→ **Brief**
In the listing below, locate the lines that hold "marker" and copy them.

→ **Source material**
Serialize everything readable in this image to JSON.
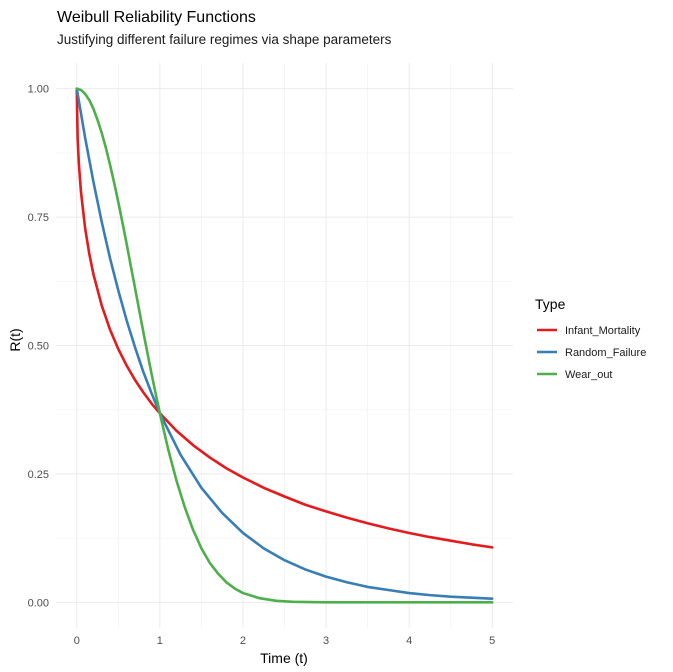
{
  "chart_data": {
    "type": "line",
    "title": "Weibull Reliability Functions",
    "subtitle": "Justifying different failure regimes via shape parameters",
    "xlabel": "Time (t)",
    "ylabel": "R(t)",
    "xlim": [
      -0.25,
      5.25
    ],
    "ylim": [
      -0.05,
      1.05
    ],
    "x_ticks": [
      0,
      1,
      2,
      3,
      4,
      5
    ],
    "x_tick_labels": [
      "0",
      "1",
      "2",
      "3",
      "4",
      "5"
    ],
    "y_ticks": [
      0,
      0.25,
      0.5,
      0.75,
      1
    ],
    "y_tick_labels": [
      "0.00",
      "0.25",
      "0.50",
      "0.75",
      "1.00"
    ],
    "grid": true,
    "legend": {
      "title": "Type",
      "position": "right"
    },
    "series": [
      {
        "name": "Infant_Mortality",
        "color": "#E41A1C",
        "x": [
          0,
          0.01,
          0.025,
          0.05,
          0.1,
          0.15,
          0.2,
          0.3,
          0.4,
          0.5,
          0.6,
          0.7,
          0.8,
          0.9,
          1.0,
          1.2,
          1.4,
          1.6,
          1.8,
          2.0,
          2.25,
          2.5,
          2.75,
          3.0,
          3.25,
          3.5,
          3.75,
          4.0,
          4.25,
          4.5,
          4.75,
          5.0
        ],
        "y": [
          1.0,
          0.905,
          0.854,
          0.8,
          0.729,
          0.679,
          0.639,
          0.578,
          0.531,
          0.493,
          0.461,
          0.433,
          0.409,
          0.387,
          0.368,
          0.334,
          0.306,
          0.282,
          0.261,
          0.243,
          0.223,
          0.206,
          0.19,
          0.177,
          0.165,
          0.154,
          0.144,
          0.135,
          0.127,
          0.12,
          0.113,
          0.107
        ]
      },
      {
        "name": "Random_Failure",
        "color": "#377EB8",
        "x": [
          0,
          0.1,
          0.2,
          0.3,
          0.4,
          0.5,
          0.6,
          0.7,
          0.8,
          0.9,
          1.0,
          1.25,
          1.5,
          1.75,
          2.0,
          2.25,
          2.5,
          2.75,
          3.0,
          3.25,
          3.5,
          3.75,
          4.0,
          4.25,
          4.5,
          4.75,
          5.0
        ],
        "y": [
          1.0,
          0.905,
          0.819,
          0.741,
          0.67,
          0.607,
          0.549,
          0.497,
          0.449,
          0.407,
          0.368,
          0.287,
          0.223,
          0.174,
          0.135,
          0.105,
          0.082,
          0.064,
          0.05,
          0.039,
          0.03,
          0.024,
          0.018,
          0.014,
          0.011,
          0.009,
          0.007
        ]
      },
      {
        "name": "Wear_out",
        "color": "#4DAF4A",
        "x": [
          0,
          0.05,
          0.1,
          0.15,
          0.2,
          0.25,
          0.3,
          0.35,
          0.4,
          0.45,
          0.5,
          0.55,
          0.6,
          0.65,
          0.7,
          0.75,
          0.8,
          0.85,
          0.9,
          0.95,
          1.0,
          1.1,
          1.2,
          1.3,
          1.4,
          1.5,
          1.6,
          1.7,
          1.8,
          1.9,
          2.0,
          2.2,
          2.4,
          2.6,
          2.8,
          3.0,
          3.5,
          4.0,
          4.5,
          5.0
        ],
        "y": [
          1.0,
          0.9975,
          0.99,
          0.978,
          0.961,
          0.939,
          0.914,
          0.885,
          0.852,
          0.817,
          0.779,
          0.739,
          0.698,
          0.655,
          0.613,
          0.57,
          0.527,
          0.486,
          0.445,
          0.406,
          0.368,
          0.298,
          0.237,
          0.185,
          0.141,
          0.105,
          0.077,
          0.056,
          0.039,
          0.027,
          0.018,
          0.008,
          0.003,
          0.001,
          0.0004,
          0.0001,
          0.0,
          0.0,
          0.0,
          0.0
        ]
      }
    ]
  }
}
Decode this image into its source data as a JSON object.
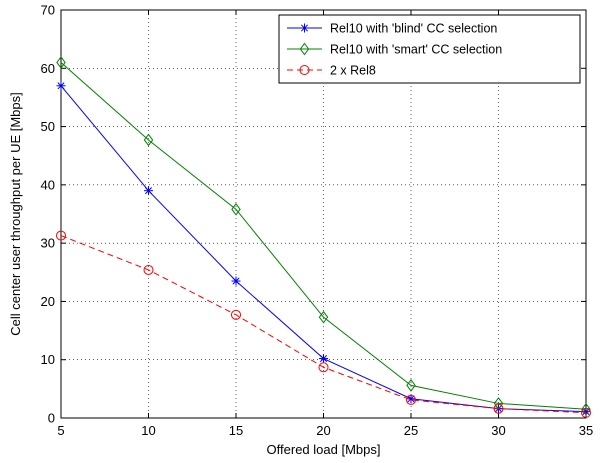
{
  "chart_data": {
    "type": "line",
    "title": "",
    "xlabel": "Offered load [Mbps]",
    "ylabel": "Cell center user throughput per UE [Mbps]",
    "x": [
      5,
      10,
      15,
      20,
      25,
      30,
      35
    ],
    "xlim": [
      5,
      35
    ],
    "ylim": [
      0,
      70
    ],
    "xticks": [
      "5",
      "10",
      "15",
      "20",
      "25",
      "30",
      "35"
    ],
    "yticks": [
      "0",
      "10",
      "20",
      "30",
      "40",
      "50",
      "60",
      "70"
    ],
    "grid": true,
    "legend_position": "top-right",
    "series": [
      {
        "name": "Rel10 with 'blind' CC selection",
        "values": [
          57.0,
          39.0,
          23.5,
          10.2,
          3.3,
          1.6,
          1.1
        ],
        "color": "#0000ff",
        "marker": "asterisk",
        "line_style": "solid"
      },
      {
        "name": "Rel10 with 'smart' CC selection",
        "values": [
          61.0,
          47.7,
          35.8,
          17.3,
          5.6,
          2.5,
          1.5
        ],
        "color": "#008000",
        "marker": "diamond",
        "line_style": "solid"
      },
      {
        "name": "2 x Rel8",
        "values": [
          31.3,
          25.4,
          17.7,
          8.7,
          3.1,
          1.6,
          0.9
        ],
        "color": "#ff0000",
        "marker": "circle",
        "line_style": "dashed"
      }
    ]
  }
}
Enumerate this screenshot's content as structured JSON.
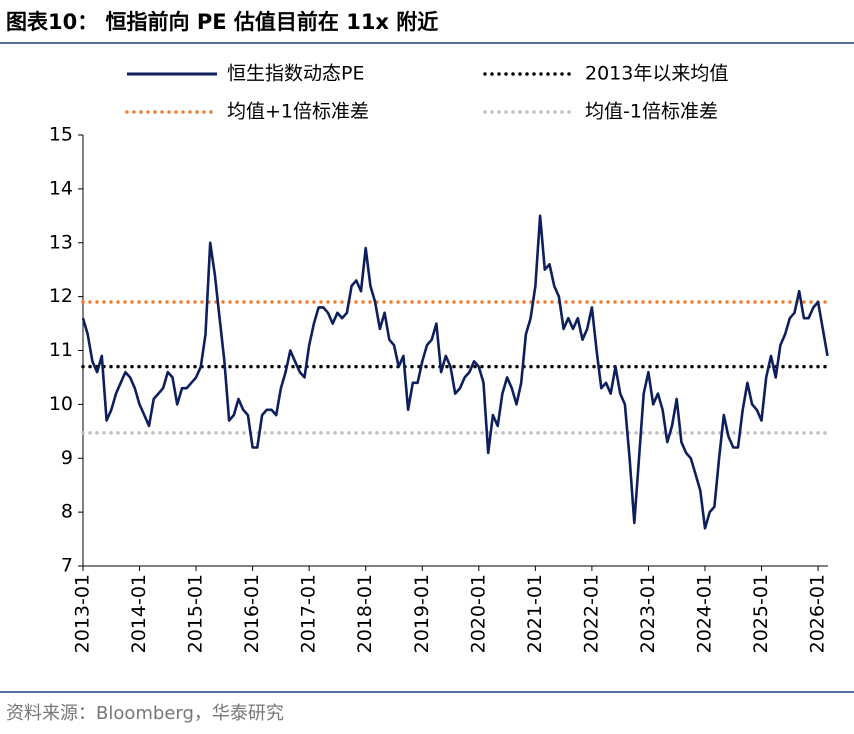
{
  "header": {
    "title": "图表10： 恒指前向 PE 估值目前在 11x 附近"
  },
  "chart_data": {
    "type": "line",
    "categories": [
      "2013-01",
      null,
      null,
      null,
      null,
      null,
      null,
      null,
      null,
      null,
      null,
      null,
      "2014-01",
      null,
      null,
      null,
      null,
      null,
      null,
      null,
      null,
      null,
      null,
      null,
      "2015-01",
      null,
      null,
      null,
      null,
      null,
      null,
      null,
      null,
      null,
      null,
      null,
      "2016-01",
      null,
      null,
      null,
      null,
      null,
      null,
      null,
      null,
      null,
      null,
      null,
      "2017-01",
      null,
      null,
      null,
      null,
      null,
      null,
      null,
      null,
      null,
      null,
      null,
      "2018-01",
      null,
      null,
      null,
      null,
      null,
      null,
      null,
      null,
      null,
      null,
      null,
      "2019-01",
      null,
      null,
      null,
      null,
      null,
      null,
      null,
      null,
      null,
      null,
      null,
      "2020-01",
      null,
      null,
      null,
      null,
      null,
      null,
      null,
      null,
      null,
      null,
      null,
      "2021-01",
      null,
      null,
      null,
      null,
      null,
      null,
      null,
      null,
      null,
      null,
      null,
      "2022-01",
      null,
      null,
      null,
      null,
      null,
      null,
      null,
      null,
      null,
      null,
      null,
      "2023-01",
      null,
      null,
      null,
      null,
      null,
      null,
      null,
      null,
      null,
      null,
      null,
      "2024-01",
      null,
      null,
      null,
      null,
      null,
      null,
      null,
      null,
      null,
      null,
      null,
      "2025-01",
      null,
      null,
      null,
      null,
      null,
      null,
      null,
      null,
      null,
      null,
      null,
      "2026-01",
      null,
      null
    ],
    "series": [
      {
        "name": "恒生指数动态PE",
        "color": "#0d1f5c",
        "values": [
          11.6,
          11.3,
          10.8,
          10.6,
          10.9,
          9.7,
          9.9,
          10.2,
          10.4,
          10.6,
          10.5,
          10.3,
          10.0,
          9.8,
          9.6,
          10.1,
          10.2,
          10.3,
          10.6,
          10.5,
          10.0,
          10.3,
          10.3,
          10.4,
          10.5,
          10.7,
          11.3,
          13.0,
          12.4,
          11.6,
          10.8,
          9.7,
          9.8,
          10.1,
          9.9,
          9.8,
          9.2,
          9.2,
          9.8,
          9.9,
          9.9,
          9.8,
          10.3,
          10.6,
          11.0,
          10.8,
          10.6,
          10.5,
          11.1,
          11.5,
          11.8,
          11.8,
          11.7,
          11.5,
          11.7,
          11.6,
          11.7,
          12.2,
          12.3,
          12.1,
          12.9,
          12.2,
          11.9,
          11.4,
          11.7,
          11.2,
          11.1,
          10.7,
          10.9,
          9.9,
          10.4,
          10.4,
          10.8,
          11.1,
          11.2,
          11.5,
          10.6,
          10.9,
          10.7,
          10.2,
          10.3,
          10.5,
          10.6,
          10.8,
          10.7,
          10.4,
          9.1,
          9.8,
          9.6,
          10.2,
          10.5,
          10.3,
          10.0,
          10.4,
          11.3,
          11.6,
          12.2,
          13.5,
          12.5,
          12.6,
          12.2,
          12.0,
          11.4,
          11.6,
          11.4,
          11.6,
          11.2,
          11.4,
          11.8,
          11.0,
          10.3,
          10.4,
          10.2,
          10.7,
          10.2,
          10.0,
          9.0,
          7.8,
          9.0,
          10.2,
          10.6,
          10.0,
          10.2,
          9.9,
          9.3,
          9.6,
          10.1,
          9.3,
          9.1,
          9.0,
          8.7,
          8.4,
          7.7,
          8.0,
          8.1,
          9.0,
          9.8,
          9.4,
          9.2,
          9.2,
          9.9,
          10.4,
          10.0,
          9.9,
          9.7,
          10.5,
          10.9,
          10.5,
          11.1,
          11.3,
          11.6,
          11.7,
          12.1,
          11.6,
          11.6,
          11.8,
          11.9,
          11.4,
          10.9
        ]
      }
    ],
    "hlines": [
      {
        "name": "2013年以来均值",
        "color": "#000000",
        "value": 10.7
      },
      {
        "name": "均值+1倍标准差",
        "color": "#ed7d31",
        "value": 11.9
      },
      {
        "name": "均值-1倍标准差",
        "color": "#bfbfbf",
        "value": 9.47
      }
    ],
    "ylim": [
      7,
      15
    ],
    "yticks": [
      7,
      8,
      9,
      10,
      11,
      12,
      13,
      14,
      15
    ]
  },
  "footer": {
    "source": "资料来源：Bloomberg，华泰研究"
  }
}
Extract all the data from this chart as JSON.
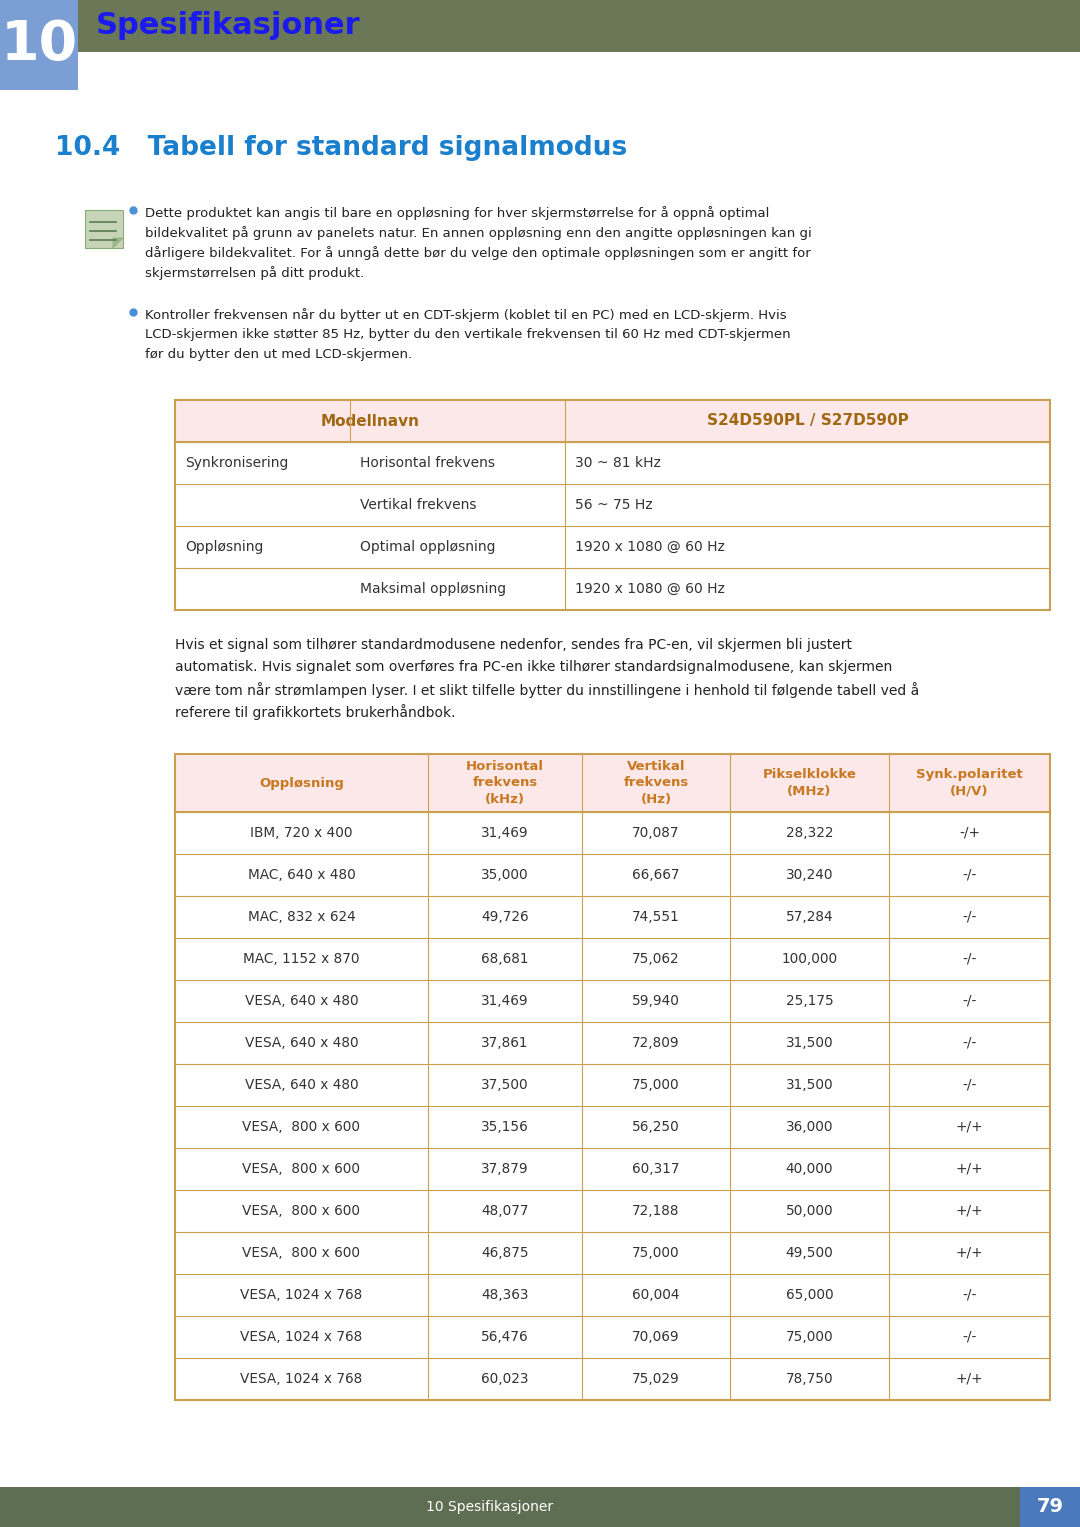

→ **Worked solution**
        "marker": "asterisk",
        "marker": "diamond",
        "marker": "circle",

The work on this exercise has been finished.